• QUÉ HARÁS:
¿Concuerdan con el texto de estudio estas afirmaciones? Contesta sí o no a cada una y cita literalmente las palabras del texto que lo deciden.
1. Daniel Oldrá fue despedido después de tres fechas de campeonato.
2. Instituto perdió sus dos partidos.
3. Los dirigentes analizan con detalle el trabajo de los cuerpos técnicos.

Por Martín Carreras
29 Enero de 2026 - 20:35
Después de tan solo dos fechas de campeonato, Daniel Oldrá fue despedido luego de que Instituto perdiera sus dos partidos. La falta de respaldo es un síntoma del exitismo con el que se vive en nuestro futbol.
Hay que terminar con la idea de que los proyectos son a largo plazo, porque los técnicos duran siempre y cuando la pelota entre en el arco. Por esa razón el análisis de los dirigentes del trabajo de los cuerpos técnicos es inexistente, la mirada solo es positiva si ganan encuentros.
No hay lógica, hay apuro. Se manejan de manera demagógica, muchas veces para la tribuna intentando complacer la mirada del hincha.

• MATERIAL LISTADO:
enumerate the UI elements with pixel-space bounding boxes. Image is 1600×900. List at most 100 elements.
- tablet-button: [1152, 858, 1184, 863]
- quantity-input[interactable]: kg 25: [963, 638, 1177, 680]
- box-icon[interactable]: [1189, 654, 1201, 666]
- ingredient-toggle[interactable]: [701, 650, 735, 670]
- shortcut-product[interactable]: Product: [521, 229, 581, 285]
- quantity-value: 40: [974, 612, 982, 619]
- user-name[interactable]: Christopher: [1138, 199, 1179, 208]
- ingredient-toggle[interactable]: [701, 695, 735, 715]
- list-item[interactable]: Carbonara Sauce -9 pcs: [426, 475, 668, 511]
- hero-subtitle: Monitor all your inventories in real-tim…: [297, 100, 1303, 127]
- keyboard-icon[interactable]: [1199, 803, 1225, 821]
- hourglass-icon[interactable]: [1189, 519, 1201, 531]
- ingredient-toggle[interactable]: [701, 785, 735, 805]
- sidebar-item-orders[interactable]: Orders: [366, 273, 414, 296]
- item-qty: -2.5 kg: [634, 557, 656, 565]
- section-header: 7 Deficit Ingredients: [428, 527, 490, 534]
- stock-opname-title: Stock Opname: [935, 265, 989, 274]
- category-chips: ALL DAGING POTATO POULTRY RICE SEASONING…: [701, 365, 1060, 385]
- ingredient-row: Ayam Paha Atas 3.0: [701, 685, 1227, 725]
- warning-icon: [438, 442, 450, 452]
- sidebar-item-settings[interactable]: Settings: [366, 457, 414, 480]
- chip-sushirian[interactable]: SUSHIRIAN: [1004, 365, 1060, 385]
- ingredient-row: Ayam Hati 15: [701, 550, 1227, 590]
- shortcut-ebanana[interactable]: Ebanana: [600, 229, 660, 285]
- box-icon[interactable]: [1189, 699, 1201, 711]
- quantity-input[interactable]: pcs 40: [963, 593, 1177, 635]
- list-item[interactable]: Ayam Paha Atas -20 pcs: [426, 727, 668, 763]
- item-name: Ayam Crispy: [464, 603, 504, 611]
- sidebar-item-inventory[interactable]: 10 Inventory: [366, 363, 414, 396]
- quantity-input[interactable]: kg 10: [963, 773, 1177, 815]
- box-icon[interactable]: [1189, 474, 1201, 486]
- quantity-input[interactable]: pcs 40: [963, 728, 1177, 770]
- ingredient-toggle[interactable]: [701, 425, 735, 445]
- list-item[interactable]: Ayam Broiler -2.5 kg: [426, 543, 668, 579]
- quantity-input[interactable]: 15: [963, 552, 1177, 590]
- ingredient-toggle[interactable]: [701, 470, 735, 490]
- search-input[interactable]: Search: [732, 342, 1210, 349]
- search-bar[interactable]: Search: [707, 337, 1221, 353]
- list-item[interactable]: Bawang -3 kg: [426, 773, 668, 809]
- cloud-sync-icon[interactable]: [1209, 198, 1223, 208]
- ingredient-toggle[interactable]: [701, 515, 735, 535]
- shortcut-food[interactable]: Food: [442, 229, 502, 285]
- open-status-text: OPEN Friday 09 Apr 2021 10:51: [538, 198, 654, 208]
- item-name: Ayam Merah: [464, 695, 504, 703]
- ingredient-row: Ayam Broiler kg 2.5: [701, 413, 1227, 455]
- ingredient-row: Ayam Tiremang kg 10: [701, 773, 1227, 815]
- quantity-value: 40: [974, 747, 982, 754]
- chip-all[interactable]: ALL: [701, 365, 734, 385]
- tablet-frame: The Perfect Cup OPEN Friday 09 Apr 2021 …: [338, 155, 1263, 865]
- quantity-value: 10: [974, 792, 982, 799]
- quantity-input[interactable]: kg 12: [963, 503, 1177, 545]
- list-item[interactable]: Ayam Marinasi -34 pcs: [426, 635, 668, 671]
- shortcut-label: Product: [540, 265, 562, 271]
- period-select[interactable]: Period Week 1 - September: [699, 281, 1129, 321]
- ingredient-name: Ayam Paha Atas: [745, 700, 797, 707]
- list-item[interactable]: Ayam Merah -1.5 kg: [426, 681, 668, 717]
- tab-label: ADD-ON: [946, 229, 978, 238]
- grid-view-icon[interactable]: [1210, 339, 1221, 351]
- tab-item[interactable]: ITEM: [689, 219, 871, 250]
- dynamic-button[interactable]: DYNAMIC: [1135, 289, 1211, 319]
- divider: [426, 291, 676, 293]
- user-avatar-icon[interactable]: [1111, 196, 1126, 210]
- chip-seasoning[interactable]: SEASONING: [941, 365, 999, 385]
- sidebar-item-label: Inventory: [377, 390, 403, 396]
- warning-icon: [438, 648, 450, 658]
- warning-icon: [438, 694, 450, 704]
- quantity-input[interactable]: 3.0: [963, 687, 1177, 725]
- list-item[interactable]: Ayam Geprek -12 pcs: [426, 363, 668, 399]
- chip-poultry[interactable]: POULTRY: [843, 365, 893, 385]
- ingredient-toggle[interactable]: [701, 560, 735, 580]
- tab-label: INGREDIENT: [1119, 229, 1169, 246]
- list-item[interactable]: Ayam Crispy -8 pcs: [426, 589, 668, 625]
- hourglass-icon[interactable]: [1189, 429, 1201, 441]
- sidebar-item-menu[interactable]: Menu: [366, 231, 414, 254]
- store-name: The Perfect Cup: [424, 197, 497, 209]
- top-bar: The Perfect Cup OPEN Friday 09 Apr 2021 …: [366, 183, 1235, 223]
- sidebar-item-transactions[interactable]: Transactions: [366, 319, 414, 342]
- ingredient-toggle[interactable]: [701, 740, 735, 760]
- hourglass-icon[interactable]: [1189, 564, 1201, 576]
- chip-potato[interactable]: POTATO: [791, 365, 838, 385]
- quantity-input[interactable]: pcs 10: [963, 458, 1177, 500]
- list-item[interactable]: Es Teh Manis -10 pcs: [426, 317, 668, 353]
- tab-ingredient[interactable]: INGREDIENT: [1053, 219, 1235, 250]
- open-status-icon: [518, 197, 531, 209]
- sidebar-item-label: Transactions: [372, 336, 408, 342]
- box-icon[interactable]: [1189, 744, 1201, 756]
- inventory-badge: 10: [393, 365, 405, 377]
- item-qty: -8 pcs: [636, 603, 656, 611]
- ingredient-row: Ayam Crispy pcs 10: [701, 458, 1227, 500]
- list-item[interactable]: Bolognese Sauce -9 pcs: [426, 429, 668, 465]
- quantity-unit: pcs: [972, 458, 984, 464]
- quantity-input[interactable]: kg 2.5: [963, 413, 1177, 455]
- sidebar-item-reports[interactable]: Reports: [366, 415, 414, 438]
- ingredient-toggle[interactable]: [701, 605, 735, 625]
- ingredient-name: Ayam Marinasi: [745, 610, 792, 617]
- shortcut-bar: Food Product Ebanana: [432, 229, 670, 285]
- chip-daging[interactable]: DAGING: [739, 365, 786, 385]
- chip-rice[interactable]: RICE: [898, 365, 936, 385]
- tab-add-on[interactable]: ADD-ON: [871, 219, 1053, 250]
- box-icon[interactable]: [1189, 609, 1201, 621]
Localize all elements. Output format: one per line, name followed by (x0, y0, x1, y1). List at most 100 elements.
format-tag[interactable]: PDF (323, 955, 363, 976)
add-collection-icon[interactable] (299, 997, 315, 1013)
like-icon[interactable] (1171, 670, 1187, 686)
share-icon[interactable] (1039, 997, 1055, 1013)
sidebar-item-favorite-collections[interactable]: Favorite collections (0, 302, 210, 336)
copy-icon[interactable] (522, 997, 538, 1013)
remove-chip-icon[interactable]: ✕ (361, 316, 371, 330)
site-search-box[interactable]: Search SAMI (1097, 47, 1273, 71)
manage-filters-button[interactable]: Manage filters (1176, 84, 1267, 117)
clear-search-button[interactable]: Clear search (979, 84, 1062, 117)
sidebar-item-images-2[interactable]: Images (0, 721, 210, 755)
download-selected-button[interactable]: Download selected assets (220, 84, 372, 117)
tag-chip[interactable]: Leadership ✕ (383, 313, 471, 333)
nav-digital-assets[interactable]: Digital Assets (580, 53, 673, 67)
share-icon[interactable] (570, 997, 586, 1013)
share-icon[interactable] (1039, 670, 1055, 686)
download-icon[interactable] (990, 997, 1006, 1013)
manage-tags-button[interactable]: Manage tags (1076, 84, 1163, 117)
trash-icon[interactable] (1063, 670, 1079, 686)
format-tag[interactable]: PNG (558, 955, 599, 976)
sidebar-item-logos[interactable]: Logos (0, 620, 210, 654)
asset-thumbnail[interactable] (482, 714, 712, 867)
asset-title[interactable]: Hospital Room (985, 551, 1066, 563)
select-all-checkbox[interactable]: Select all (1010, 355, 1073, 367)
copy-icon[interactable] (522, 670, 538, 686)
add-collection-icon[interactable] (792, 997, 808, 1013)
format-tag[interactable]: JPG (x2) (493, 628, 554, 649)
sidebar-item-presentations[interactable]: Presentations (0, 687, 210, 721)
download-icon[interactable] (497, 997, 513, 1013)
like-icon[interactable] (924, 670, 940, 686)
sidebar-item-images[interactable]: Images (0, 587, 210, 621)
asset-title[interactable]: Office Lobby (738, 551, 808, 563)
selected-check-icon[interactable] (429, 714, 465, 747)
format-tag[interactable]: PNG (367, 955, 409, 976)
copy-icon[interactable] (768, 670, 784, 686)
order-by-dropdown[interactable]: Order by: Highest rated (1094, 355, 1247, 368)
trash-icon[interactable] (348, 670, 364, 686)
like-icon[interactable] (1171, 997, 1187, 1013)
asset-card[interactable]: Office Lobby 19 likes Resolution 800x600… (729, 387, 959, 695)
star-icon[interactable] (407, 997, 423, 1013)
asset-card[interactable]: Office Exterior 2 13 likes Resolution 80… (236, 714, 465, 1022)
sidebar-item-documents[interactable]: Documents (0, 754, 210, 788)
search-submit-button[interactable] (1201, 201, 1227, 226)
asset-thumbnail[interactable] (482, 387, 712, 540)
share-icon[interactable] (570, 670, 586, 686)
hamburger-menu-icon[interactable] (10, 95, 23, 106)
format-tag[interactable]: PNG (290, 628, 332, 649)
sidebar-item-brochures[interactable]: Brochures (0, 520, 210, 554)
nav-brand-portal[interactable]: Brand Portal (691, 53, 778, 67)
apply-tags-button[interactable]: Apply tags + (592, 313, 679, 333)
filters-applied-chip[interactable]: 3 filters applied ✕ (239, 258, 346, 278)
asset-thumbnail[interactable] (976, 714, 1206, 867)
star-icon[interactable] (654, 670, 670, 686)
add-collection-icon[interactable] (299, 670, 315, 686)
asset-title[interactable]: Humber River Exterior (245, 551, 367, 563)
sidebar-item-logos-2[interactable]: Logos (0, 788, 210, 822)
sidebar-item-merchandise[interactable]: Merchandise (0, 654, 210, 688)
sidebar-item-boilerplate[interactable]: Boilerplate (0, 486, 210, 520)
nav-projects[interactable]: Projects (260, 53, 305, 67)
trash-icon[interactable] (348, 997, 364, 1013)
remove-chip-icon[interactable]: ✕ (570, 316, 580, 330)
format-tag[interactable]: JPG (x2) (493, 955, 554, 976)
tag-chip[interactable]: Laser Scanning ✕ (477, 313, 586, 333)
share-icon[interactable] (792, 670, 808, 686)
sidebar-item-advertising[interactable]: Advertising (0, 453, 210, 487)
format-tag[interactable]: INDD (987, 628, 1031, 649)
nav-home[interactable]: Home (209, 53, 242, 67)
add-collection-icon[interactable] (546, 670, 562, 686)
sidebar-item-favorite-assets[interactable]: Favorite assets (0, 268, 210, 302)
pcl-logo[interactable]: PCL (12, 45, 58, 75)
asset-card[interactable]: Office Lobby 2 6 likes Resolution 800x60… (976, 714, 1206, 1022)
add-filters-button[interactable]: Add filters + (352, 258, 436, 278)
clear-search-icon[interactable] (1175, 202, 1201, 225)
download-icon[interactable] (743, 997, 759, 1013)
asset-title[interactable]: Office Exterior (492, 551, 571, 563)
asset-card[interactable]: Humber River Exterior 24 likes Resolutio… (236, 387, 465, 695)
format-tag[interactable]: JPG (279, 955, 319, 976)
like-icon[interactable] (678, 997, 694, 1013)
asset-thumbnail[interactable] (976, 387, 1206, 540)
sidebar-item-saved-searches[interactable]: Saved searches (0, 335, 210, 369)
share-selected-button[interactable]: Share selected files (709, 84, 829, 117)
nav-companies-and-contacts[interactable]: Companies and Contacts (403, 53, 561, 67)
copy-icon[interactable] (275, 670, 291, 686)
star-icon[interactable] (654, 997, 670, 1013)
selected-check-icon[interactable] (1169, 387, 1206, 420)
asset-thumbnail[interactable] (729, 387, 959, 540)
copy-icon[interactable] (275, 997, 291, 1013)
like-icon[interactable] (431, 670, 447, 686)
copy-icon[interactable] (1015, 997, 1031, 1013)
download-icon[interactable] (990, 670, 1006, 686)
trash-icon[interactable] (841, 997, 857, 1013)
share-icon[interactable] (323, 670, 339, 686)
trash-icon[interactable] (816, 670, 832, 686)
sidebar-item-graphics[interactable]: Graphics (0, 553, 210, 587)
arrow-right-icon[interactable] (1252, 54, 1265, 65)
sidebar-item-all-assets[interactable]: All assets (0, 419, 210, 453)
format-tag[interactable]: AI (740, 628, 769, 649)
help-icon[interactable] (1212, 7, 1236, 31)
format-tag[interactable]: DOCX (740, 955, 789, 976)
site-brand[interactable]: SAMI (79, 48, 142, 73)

• RESPUESTA:
1. No: «Después de tan solo dos fechas de campeonato».
2. Sí: «luego de que Instituto perdiera sus dos partidos».
3. No: «el análisis de los dirigentes del trabajo de los cuerpos técnicos es inexistente».